Filter the records below and copy every line containing the word "JSON".
___
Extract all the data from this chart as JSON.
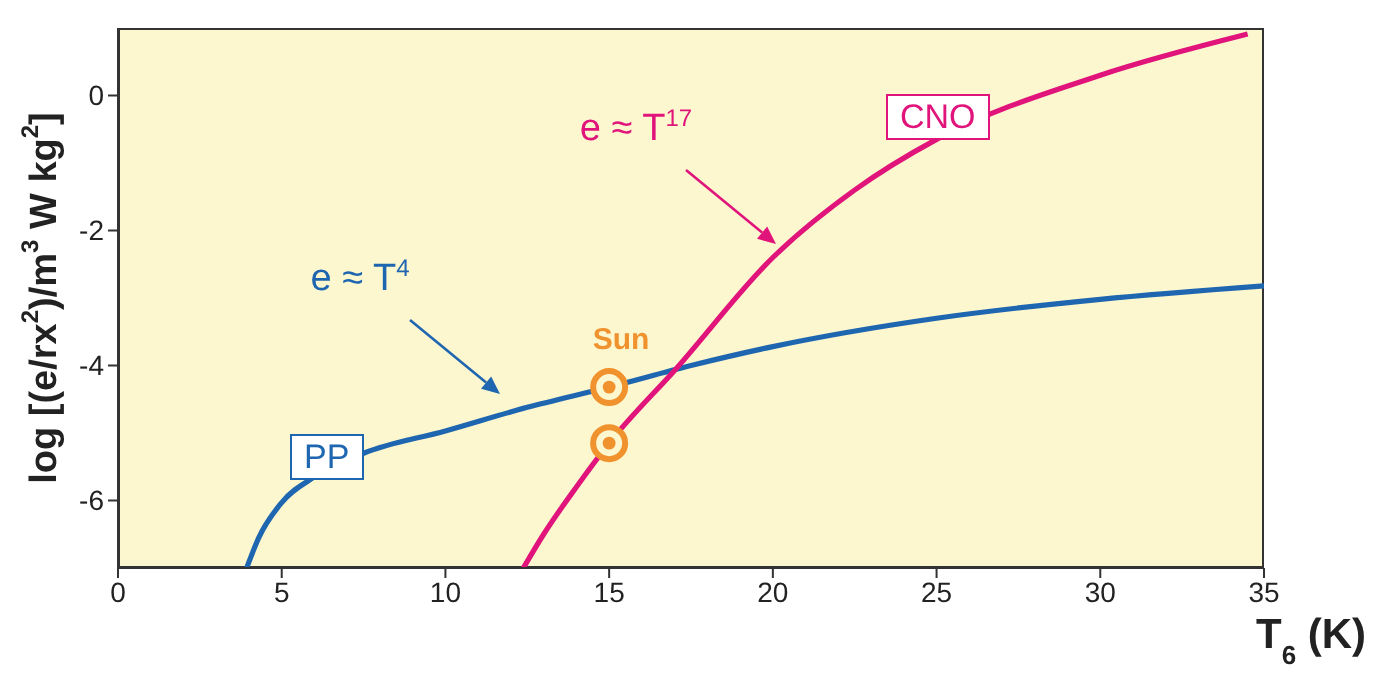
{
  "chart_data": {
    "type": "line",
    "xlabel": "T$_{6}$ (K)",
    "ylabel": "log [(e/rx$^{2}$)/m$^{3}$ W kg$^{2}$]",
    "xlim": [
      0,
      35
    ],
    "xticks": [
      0,
      5,
      10,
      15,
      20,
      25,
      30,
      35
    ],
    "ylim": [
      -7,
      1
    ],
    "yticks": [
      -6,
      -4,
      -2,
      0
    ],
    "marker": "none",
    "line_style": "solid",
    "annotations": [
      "e ≈ T$^{4}$",
      "e ≈ T$^{17}$"
    ],
    "series": [
      {
        "name": "PP",
        "color": "#1f66b0",
        "x": [
          3.93,
          4.3,
          5,
          6,
          7.5,
          10,
          12.5,
          15,
          17.5,
          20,
          25,
          30,
          35
        ],
        "values": [
          -7,
          -6.55,
          -6.03,
          -5.65,
          -5.3,
          -4.97,
          -4.62,
          -4.32,
          -4.0,
          -3.72,
          -3.3,
          -3.02,
          -2.82
        ]
      },
      {
        "name": "CNO",
        "color": "#e0147a",
        "x": [
          12.38,
          13,
          14,
          15,
          17.06,
          20,
          22.5,
          25,
          30,
          34.5
        ],
        "values": [
          -7,
          -6.5,
          -5.8,
          -5.15,
          -4.04,
          -2.4,
          -1.4,
          -0.65,
          0.3,
          0.91
        ]
      },
      {
        "name": "Sun",
        "type": "scatter",
        "marker": "circle",
        "color": "#f0922e",
        "x": [
          15,
          15
        ],
        "values": [
          -4.32,
          -5.15
        ]
      }
    ]
  }
}
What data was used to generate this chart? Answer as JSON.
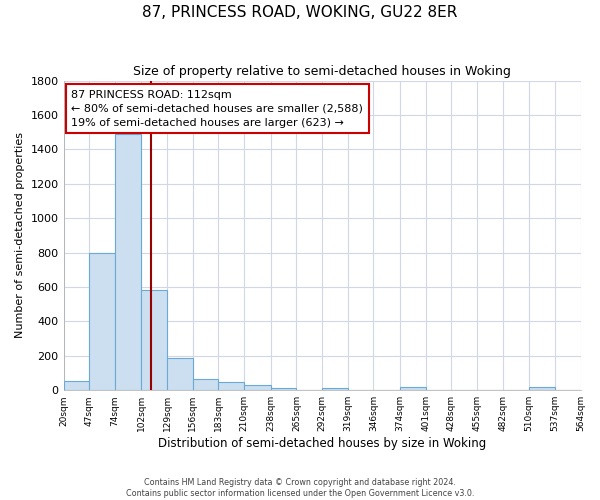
{
  "title": "87, PRINCESS ROAD, WOKING, GU22 8ER",
  "subtitle": "Size of property relative to semi-detached houses in Woking",
  "xlabel": "Distribution of semi-detached houses by size in Woking",
  "ylabel": "Number of semi-detached properties",
  "footer_line1": "Contains HM Land Registry data © Crown copyright and database right 2024.",
  "footer_line2": "Contains public sector information licensed under the Open Government Licence v3.0.",
  "bin_edges": [
    20,
    47,
    74,
    102,
    129,
    156,
    183,
    210,
    238,
    265,
    292,
    319,
    346,
    374,
    401,
    428,
    455,
    482,
    510,
    537,
    564
  ],
  "bin_counts": [
    55,
    800,
    1490,
    580,
    190,
    65,
    45,
    30,
    15,
    0,
    15,
    0,
    0,
    20,
    0,
    0,
    0,
    0,
    20,
    0
  ],
  "property_value": 112,
  "annotation_title": "87 PRINCESS ROAD: 112sqm",
  "annotation_line1": "← 80% of semi-detached houses are smaller (2,588)",
  "annotation_line2": "19% of semi-detached houses are larger (623) →",
  "bar_color": "#ccdff0",
  "bar_edge_color": "#6aaad4",
  "vline_color": "#990000",
  "annotation_box_edge": "#cc0000",
  "plot_bg_color": "#ffffff",
  "fig_bg_color": "#ffffff",
  "grid_color": "#d0d8e8",
  "ylim": [
    0,
    1800
  ],
  "title_fontsize": 11,
  "subtitle_fontsize": 9,
  "tick_labels": [
    "20sqm",
    "47sqm",
    "74sqm",
    "102sqm",
    "129sqm",
    "156sqm",
    "183sqm",
    "210sqm",
    "238sqm",
    "265sqm",
    "292sqm",
    "319sqm",
    "346sqm",
    "374sqm",
    "401sqm",
    "428sqm",
    "455sqm",
    "482sqm",
    "510sqm",
    "537sqm",
    "564sqm"
  ]
}
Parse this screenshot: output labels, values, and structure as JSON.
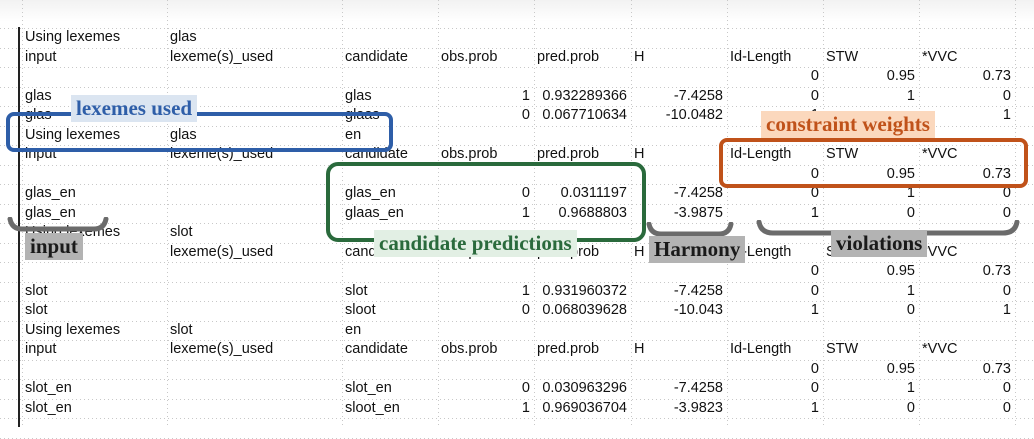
{
  "rows": [
    [
      "Using lexemes",
      "glas",
      "",
      "",
      "",
      "",
      "",
      "",
      ""
    ],
    [
      "input",
      "lexeme(s)_used",
      "candidate",
      "obs.prob",
      "pred.prob",
      "H",
      "Id-Length",
      "STW",
      "*VVC"
    ],
    [
      "",
      "",
      "",
      "",
      "",
      "",
      "0",
      "0.95",
      "0.73"
    ],
    [
      "glas",
      "",
      "glas",
      "1",
      "0.932289366",
      "-7.4258",
      "0",
      "1",
      "0"
    ],
    [
      "glas",
      "",
      "glaas",
      "0",
      "0.067710634",
      "-10.0482",
      "1",
      "",
      "1"
    ],
    [
      "Using lexemes",
      "glas",
      "en",
      "",
      "",
      "",
      "",
      "",
      ""
    ],
    [
      "input",
      "lexeme(s)_used",
      "candidate",
      "obs.prob",
      "pred.prob",
      "H",
      "Id-Length",
      "STW",
      "*VVC"
    ],
    [
      "",
      "",
      "",
      "",
      "",
      "",
      "0",
      "0.95",
      "0.73"
    ],
    [
      "glas_en",
      "",
      "glas_en",
      "0",
      "0.0311197",
      "-7.4258",
      "0",
      "1",
      "0"
    ],
    [
      "glas_en",
      "",
      "glaas_en",
      "1",
      "0.9688803",
      "-3.9875",
      "1",
      "0",
      "0"
    ],
    [
      "Using lexemes",
      "slot",
      "",
      "",
      "",
      "",
      "",
      "",
      ""
    ],
    [
      "input",
      "lexeme(s)_used",
      "candidate",
      "obs.prob",
      "pred.prob",
      "H",
      "Id-Length",
      "STW",
      "*VVC"
    ],
    [
      "",
      "",
      "",
      "",
      "",
      "",
      "0",
      "0.95",
      "0.73"
    ],
    [
      "slot",
      "",
      "slot",
      "1",
      "0.931960372",
      "-7.4258",
      "0",
      "1",
      "0"
    ],
    [
      "slot",
      "",
      "sloot",
      "0",
      "0.068039628",
      "-10.043",
      "1",
      "0",
      "1"
    ],
    [
      "Using lexemes",
      "slot",
      "en",
      "",
      "",
      "",
      "",
      "",
      ""
    ],
    [
      "input",
      "lexeme(s)_used",
      "candidate",
      "obs.prob",
      "pred.prob",
      "H",
      "Id-Length",
      "STW",
      "*VVC"
    ],
    [
      "",
      "",
      "",
      "",
      "",
      "",
      "0",
      "0.95",
      "0.73"
    ],
    [
      "slot_en",
      "",
      "slot_en",
      "0",
      "0.030963296",
      "-7.4258",
      "0",
      "1",
      "0"
    ],
    [
      "slot_en",
      "",
      "sloot_en",
      "1",
      "0.969036704",
      "-3.9823",
      "1",
      "0",
      "0"
    ]
  ],
  "annotations": {
    "lexemes_used": "lexemes used",
    "constraint_weights": "constraint weights",
    "candidate_predictions": "candidate predictions",
    "input": "input",
    "harmony": "Harmony",
    "violations": "violations"
  },
  "colors": {
    "blue": "#2e5ea8",
    "green": "#2a6a3c",
    "orange": "#c0521a",
    "gray_label": "#b3b3b3",
    "brace": "#6b6b6b"
  }
}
___
Output:
Extract all the data from this chart as JSON.
What data was used to generate this chart? Answer as JSON.
Parse this screenshot: output labels, values, and structure as JSON.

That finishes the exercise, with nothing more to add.